> [Brano del documento]
╭──

La panacea del sorteggio: quando il caso bussa alla porta della giustizia

L’articolo critica la proposta di introdurre il sorteggio per eleggere i membri togati del CSM, definendola un azzardo che indebolisce la rappresentanza democratica. Il sorteggio riduce la trasparenza, ignora la competenza e mina l’indipendenza della magistratura, favorendo la modifica degli equilibri istituzionali tra Stato e cittadini.

L’idea di Gianrico Carofiglio di eleggere il Parlamento con il sorteggio – provocatoriamente lanciata all’Assemblea generale ANM del 25 ottobre 2025 – sintetizza l’assurdità della proposta di introdurre il sorteggio per eleggere i membri togati del Consiglio Superiore della Magistratura (CSM). Questa misura è presentata come la soluzione definitiva contro il correntismo, ma la sua logica, se applicata con coerenza, metterebbe in discussione le fondamenta della rappresentanza democratica stessa.

L’efficacia del sorteggio svanisce non appena si prova a estenderne il campo di applicazione: provereste a sorteggiare il capitano della Nazionale di calcio tra i giocatori di Serie A? O il direttore d’orchestra tra tutti i musicisti? Assolutamente no. La selezione in questi ambiti si basa su merito, consenso e leadership. L’applicazione del sorteggio al CSM non è quindi una misura di buon senso, ma un azzardo istituzionale.

╰──

> [Consegna 1] Elenca, copiandole per intero, tutte le righe dei record che contengono la stringa "time". Tieni conto di maiuscole e minuscole.

> [Dati da elaborare]

╭──

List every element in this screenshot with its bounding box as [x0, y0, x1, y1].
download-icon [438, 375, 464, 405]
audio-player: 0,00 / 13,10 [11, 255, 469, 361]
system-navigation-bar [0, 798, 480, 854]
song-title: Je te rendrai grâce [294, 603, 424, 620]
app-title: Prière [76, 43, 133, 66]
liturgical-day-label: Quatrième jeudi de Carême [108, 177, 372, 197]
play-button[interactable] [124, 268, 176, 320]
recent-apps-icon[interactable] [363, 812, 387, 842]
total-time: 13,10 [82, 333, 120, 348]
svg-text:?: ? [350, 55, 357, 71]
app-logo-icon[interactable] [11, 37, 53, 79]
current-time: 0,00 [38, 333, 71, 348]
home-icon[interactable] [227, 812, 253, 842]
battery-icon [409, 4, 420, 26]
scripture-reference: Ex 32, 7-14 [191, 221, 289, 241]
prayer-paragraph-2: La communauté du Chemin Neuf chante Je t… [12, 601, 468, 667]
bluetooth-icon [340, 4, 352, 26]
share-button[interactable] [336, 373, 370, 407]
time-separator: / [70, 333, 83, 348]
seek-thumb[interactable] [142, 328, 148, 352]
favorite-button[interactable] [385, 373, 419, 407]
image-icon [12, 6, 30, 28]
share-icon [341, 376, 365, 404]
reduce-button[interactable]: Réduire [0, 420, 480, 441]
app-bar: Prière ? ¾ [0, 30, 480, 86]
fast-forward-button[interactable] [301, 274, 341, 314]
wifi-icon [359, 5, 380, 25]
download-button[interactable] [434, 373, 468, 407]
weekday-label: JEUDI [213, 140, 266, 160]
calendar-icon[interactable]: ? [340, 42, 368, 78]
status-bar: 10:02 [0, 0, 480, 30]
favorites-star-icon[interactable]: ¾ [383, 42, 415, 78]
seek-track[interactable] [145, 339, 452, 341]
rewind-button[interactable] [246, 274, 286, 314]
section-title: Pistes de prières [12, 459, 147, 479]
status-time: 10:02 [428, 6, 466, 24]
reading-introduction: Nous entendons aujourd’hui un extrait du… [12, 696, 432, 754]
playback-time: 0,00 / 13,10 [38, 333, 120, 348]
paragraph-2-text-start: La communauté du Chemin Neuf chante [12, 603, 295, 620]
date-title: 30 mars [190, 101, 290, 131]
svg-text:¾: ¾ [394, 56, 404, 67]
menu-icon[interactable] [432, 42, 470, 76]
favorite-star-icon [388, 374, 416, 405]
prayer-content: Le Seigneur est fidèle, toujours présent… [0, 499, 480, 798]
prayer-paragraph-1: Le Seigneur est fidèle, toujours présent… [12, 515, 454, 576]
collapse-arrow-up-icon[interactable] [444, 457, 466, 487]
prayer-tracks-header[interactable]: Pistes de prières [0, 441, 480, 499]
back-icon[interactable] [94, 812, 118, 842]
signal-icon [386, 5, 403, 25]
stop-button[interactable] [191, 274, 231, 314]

╰──

> [Consegna 2] Nell'articolo sul sorteggio per il CSM, su quali criteri si basa la scelta del capitano della Nazionale o del direttore d'orchestra? Elencali tutti.

> [Soluzione 1]
total-time: 13,10 [82, 333, 120, 348]
current-time: 0,00 [38, 333, 71, 348]
time-separator: / [70, 333, 83, 348]
status-time: 10:02 [428, 6, 466, 24]
playback-time: 0,00 / 13,10 [38, 333, 120, 348]

> [Soluzione 2] merito, consenso, leadership